Record excerpts:

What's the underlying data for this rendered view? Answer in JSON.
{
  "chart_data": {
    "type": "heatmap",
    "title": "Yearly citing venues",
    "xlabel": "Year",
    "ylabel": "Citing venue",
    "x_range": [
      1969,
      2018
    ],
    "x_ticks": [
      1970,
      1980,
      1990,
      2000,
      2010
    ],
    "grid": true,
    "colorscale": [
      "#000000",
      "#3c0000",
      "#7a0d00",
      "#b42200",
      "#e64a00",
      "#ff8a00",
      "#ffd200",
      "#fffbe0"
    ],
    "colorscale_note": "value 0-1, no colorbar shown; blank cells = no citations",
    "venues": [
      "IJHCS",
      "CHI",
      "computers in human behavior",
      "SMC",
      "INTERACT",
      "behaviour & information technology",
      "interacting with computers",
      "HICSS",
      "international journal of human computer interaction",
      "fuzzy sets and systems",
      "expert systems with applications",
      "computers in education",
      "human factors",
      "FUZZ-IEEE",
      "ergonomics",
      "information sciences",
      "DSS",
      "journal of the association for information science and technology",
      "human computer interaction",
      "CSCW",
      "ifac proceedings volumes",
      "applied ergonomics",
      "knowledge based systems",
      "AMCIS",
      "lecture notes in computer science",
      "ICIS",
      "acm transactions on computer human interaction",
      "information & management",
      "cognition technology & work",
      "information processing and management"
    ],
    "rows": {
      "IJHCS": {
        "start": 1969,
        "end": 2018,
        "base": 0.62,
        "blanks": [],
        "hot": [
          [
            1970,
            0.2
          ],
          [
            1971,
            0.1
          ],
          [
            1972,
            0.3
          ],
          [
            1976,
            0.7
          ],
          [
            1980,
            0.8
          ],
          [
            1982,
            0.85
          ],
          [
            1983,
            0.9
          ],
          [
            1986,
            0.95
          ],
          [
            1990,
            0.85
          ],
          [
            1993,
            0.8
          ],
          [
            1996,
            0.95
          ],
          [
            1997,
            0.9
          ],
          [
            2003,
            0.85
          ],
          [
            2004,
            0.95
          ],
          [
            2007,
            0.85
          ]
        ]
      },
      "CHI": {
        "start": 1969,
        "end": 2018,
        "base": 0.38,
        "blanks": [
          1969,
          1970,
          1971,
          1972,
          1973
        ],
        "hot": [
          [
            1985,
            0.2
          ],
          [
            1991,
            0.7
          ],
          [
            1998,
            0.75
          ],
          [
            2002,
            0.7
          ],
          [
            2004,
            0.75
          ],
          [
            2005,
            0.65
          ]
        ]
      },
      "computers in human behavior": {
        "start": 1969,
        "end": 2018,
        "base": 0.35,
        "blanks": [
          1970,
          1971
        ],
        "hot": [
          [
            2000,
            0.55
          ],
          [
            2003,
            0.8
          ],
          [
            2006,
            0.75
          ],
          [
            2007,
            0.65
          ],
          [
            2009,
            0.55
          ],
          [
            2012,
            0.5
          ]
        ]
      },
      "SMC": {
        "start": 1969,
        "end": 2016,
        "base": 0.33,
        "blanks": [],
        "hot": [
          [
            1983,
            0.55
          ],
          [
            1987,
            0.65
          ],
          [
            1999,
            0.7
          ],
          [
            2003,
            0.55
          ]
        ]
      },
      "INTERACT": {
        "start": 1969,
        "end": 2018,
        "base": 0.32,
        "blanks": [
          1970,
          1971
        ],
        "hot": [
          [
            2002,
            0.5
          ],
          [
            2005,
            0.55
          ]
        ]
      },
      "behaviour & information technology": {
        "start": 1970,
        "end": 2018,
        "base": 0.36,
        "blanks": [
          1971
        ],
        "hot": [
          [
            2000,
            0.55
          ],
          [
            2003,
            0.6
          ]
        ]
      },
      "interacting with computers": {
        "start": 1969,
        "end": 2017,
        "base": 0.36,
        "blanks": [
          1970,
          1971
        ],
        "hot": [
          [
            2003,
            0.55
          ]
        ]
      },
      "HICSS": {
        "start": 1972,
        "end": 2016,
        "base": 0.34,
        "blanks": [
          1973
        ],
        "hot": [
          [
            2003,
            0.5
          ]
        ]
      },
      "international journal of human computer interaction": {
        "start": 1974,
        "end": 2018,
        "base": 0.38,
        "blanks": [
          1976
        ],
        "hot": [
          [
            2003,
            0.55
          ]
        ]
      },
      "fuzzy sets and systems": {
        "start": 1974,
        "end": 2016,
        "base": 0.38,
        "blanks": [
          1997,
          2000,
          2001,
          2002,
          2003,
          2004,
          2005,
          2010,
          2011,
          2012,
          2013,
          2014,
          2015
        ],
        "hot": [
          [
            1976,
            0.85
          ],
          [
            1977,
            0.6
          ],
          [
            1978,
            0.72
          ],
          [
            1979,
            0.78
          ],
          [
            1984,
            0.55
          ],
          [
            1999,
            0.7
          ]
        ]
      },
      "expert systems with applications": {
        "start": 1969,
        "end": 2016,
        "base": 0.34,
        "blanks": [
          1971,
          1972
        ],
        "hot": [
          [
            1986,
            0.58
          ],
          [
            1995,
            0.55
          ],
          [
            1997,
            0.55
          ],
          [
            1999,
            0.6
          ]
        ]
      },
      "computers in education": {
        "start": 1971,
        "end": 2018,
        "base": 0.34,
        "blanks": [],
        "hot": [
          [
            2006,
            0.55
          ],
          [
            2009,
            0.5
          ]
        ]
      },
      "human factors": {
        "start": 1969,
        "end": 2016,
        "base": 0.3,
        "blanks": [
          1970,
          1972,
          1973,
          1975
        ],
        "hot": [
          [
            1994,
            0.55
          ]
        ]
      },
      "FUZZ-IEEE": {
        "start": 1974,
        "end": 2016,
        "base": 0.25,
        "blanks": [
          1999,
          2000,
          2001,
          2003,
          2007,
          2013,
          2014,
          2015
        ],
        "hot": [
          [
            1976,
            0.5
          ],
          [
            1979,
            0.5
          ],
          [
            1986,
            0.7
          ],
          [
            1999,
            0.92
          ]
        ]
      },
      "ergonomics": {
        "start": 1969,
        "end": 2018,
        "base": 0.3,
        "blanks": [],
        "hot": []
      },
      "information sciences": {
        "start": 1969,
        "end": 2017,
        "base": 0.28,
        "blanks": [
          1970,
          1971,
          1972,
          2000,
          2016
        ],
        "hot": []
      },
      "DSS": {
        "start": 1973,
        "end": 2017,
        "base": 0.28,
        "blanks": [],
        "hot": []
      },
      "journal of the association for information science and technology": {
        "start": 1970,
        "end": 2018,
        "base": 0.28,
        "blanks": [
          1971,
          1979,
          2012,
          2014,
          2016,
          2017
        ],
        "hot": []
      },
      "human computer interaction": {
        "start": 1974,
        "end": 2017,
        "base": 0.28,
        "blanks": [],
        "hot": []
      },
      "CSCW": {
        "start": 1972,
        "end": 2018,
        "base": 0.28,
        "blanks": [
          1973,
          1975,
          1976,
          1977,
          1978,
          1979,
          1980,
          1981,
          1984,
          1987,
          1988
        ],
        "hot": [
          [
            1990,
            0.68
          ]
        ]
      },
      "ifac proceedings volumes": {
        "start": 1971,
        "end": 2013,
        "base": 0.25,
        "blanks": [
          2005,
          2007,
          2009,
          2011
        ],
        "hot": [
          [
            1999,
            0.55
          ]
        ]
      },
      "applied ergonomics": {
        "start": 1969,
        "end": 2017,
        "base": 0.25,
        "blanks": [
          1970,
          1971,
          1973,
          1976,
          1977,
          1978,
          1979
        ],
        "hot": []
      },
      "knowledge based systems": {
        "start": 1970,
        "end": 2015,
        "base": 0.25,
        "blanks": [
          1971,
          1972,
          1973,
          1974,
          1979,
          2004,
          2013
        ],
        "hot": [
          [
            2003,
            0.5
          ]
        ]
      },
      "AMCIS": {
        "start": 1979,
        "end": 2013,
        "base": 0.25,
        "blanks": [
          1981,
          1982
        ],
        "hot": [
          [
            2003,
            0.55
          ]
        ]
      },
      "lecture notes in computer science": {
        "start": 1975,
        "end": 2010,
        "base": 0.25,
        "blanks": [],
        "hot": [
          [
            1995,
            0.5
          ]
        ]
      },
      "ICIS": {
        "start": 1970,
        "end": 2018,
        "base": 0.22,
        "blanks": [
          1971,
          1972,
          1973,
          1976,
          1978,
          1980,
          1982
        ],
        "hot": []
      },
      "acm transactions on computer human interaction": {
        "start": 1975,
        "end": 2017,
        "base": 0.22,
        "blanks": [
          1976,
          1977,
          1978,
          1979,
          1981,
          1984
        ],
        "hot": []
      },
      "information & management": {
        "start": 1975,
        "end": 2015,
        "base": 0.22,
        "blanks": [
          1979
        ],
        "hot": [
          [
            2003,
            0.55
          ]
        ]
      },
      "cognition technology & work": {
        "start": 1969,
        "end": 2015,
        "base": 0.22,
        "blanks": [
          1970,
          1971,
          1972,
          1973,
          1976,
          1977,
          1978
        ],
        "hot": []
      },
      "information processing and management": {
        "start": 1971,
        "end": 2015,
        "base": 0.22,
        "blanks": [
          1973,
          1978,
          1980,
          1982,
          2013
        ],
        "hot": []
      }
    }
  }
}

Required action: Please report every line of the listing that contains the string "international".

Your response:
      "international journal of human computer interaction",
      "international journal of human computer interaction": {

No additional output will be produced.